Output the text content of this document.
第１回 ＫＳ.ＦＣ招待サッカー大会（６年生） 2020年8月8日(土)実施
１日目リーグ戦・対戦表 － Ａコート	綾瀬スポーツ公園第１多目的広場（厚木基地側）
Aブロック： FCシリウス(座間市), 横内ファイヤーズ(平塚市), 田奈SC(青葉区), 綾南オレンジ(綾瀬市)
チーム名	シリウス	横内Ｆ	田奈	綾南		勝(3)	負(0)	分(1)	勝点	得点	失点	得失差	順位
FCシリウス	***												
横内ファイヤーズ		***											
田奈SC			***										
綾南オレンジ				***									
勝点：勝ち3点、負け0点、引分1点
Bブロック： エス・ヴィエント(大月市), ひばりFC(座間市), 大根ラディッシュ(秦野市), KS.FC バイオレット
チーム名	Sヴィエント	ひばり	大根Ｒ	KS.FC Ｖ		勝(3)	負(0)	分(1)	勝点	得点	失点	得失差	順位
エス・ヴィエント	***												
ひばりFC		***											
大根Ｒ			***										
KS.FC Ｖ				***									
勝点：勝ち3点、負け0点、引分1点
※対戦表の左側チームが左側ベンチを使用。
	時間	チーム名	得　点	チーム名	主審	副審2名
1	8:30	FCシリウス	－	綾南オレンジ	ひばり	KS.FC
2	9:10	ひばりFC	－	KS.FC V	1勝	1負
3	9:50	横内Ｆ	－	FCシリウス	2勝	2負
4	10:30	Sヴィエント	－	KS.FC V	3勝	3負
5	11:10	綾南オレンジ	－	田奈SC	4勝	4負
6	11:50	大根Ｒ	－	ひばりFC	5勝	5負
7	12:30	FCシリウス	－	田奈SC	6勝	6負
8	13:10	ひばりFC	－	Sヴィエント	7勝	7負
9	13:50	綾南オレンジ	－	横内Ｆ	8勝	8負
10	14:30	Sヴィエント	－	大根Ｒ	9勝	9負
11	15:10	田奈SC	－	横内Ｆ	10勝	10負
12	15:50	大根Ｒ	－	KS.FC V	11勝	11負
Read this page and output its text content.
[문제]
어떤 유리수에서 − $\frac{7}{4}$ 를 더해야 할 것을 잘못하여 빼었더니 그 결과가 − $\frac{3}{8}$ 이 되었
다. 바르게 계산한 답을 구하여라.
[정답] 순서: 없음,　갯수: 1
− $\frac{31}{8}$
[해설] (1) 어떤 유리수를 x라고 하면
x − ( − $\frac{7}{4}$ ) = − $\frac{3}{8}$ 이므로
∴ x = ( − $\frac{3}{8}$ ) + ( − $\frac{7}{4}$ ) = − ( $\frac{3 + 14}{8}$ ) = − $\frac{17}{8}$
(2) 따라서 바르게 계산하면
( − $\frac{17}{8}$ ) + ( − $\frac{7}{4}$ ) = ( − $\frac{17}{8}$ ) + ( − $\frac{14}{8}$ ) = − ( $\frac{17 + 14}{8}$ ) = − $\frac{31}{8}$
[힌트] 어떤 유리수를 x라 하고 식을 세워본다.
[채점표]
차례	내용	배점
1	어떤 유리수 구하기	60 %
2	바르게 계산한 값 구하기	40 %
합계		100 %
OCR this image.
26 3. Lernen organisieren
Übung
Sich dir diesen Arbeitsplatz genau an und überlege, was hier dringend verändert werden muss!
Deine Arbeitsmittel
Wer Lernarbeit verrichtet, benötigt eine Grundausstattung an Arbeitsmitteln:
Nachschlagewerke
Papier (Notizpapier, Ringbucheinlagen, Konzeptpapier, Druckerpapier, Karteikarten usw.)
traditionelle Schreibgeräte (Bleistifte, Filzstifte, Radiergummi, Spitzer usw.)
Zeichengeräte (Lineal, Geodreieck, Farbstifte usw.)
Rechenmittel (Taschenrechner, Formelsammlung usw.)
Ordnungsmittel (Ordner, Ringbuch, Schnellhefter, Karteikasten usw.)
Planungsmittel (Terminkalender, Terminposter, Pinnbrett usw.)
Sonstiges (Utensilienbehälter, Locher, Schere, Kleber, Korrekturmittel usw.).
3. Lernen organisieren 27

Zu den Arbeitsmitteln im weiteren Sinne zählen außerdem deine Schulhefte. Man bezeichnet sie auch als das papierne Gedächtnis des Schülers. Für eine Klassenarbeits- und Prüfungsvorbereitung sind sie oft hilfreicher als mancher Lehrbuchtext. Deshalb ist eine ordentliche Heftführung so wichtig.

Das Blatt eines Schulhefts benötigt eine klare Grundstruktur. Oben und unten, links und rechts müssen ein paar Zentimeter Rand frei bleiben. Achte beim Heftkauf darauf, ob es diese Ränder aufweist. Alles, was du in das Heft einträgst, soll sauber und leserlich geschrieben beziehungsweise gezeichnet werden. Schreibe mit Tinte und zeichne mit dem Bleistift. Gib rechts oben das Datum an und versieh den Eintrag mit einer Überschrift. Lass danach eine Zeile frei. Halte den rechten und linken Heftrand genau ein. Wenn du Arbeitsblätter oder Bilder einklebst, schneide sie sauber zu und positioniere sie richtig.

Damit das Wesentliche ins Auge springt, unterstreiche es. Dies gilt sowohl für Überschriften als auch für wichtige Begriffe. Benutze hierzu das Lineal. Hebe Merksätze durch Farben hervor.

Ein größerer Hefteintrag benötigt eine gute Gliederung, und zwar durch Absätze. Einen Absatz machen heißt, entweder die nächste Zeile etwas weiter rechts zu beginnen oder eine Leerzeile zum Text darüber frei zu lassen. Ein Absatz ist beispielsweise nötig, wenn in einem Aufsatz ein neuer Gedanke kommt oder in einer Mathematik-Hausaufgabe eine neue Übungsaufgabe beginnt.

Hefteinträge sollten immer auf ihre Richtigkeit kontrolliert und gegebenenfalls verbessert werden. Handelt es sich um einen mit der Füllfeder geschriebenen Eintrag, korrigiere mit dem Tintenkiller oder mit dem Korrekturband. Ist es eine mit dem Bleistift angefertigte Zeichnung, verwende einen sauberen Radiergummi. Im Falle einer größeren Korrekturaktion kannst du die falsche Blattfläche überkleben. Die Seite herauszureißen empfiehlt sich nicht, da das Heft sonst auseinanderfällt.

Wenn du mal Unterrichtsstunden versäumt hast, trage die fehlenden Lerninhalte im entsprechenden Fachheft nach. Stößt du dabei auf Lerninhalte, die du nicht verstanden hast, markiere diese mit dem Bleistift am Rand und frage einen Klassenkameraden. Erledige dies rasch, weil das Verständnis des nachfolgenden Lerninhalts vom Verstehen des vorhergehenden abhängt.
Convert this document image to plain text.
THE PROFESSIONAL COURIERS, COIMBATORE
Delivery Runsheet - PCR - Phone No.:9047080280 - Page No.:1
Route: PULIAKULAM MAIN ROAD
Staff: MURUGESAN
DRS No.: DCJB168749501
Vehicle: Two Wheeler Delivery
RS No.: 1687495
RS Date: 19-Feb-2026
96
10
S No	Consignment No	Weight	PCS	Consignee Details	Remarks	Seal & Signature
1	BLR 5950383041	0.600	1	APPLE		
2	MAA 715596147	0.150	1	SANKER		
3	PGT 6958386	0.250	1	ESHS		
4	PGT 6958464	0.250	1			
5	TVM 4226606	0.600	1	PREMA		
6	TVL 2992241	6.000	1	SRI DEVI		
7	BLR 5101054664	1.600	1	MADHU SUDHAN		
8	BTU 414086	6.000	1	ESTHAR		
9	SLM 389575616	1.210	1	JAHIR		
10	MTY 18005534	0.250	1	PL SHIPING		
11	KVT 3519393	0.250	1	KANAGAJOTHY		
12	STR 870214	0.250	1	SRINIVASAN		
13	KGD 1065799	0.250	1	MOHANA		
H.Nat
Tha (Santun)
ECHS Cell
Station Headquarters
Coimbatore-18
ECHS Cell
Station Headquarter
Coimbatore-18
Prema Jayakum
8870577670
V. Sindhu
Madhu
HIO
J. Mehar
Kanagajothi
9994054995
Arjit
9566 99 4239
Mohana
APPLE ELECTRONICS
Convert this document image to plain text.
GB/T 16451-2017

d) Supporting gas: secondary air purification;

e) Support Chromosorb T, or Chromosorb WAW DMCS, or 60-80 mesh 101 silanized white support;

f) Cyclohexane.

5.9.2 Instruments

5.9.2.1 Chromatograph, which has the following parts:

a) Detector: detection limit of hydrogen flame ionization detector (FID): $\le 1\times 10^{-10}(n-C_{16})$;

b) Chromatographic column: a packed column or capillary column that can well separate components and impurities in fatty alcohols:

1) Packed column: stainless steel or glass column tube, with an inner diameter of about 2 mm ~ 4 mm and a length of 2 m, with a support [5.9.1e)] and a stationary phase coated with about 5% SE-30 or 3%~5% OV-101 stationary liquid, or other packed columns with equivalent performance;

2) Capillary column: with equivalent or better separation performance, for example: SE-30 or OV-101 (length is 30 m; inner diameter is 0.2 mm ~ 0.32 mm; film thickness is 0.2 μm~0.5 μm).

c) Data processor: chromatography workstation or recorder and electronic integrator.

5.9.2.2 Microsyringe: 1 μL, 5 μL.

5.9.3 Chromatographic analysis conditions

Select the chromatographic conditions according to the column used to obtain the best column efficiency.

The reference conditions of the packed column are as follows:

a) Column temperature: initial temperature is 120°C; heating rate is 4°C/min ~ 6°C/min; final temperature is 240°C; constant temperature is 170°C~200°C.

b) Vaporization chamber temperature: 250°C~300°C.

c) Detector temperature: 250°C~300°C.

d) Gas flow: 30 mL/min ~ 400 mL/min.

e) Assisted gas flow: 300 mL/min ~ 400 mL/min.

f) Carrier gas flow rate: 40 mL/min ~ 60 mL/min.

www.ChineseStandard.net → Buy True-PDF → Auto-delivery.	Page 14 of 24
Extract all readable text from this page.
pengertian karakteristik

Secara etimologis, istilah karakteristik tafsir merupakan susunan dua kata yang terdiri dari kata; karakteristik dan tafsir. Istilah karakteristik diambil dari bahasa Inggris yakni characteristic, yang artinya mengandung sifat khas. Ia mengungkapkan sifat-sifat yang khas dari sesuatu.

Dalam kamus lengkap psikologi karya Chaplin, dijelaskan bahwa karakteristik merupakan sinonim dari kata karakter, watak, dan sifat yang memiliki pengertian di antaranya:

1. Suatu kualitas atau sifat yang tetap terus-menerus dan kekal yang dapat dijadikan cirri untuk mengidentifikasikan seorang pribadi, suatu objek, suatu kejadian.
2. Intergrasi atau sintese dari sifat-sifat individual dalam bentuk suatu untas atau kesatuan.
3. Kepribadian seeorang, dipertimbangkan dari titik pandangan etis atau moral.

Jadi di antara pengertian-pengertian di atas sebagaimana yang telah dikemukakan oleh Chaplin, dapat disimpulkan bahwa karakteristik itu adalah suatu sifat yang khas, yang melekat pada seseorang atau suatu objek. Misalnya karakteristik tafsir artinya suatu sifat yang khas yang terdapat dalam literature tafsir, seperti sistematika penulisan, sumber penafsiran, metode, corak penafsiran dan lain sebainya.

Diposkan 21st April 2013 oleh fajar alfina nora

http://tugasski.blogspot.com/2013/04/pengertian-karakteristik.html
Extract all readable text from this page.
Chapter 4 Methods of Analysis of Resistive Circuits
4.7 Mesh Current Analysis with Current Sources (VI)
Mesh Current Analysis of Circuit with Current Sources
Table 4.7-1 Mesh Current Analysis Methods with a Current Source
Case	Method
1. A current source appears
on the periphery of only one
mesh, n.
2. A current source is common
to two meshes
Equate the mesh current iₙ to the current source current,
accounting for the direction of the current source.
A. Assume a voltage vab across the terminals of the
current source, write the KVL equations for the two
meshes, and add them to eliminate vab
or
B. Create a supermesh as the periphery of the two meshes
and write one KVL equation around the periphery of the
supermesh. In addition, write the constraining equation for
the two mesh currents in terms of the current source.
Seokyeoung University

==========

From the listing above, copy every line that holds the string "綾南オレンジ".

Aブロック： FCシリウス(座間市), 横内ファイヤーズ(平塚市), 田奈SC(青葉区), 綾南オレンジ(綾瀬市)
綾南オレンジ				***									
1	8:30	FCシリウス	－	綾南オレンジ	ひばり	KS.FC
5	11:10	綾南オレンジ	－	田奈SC	4勝	4負
9	13:50	綾南オレンジ	－	横内Ｆ	8勝	8負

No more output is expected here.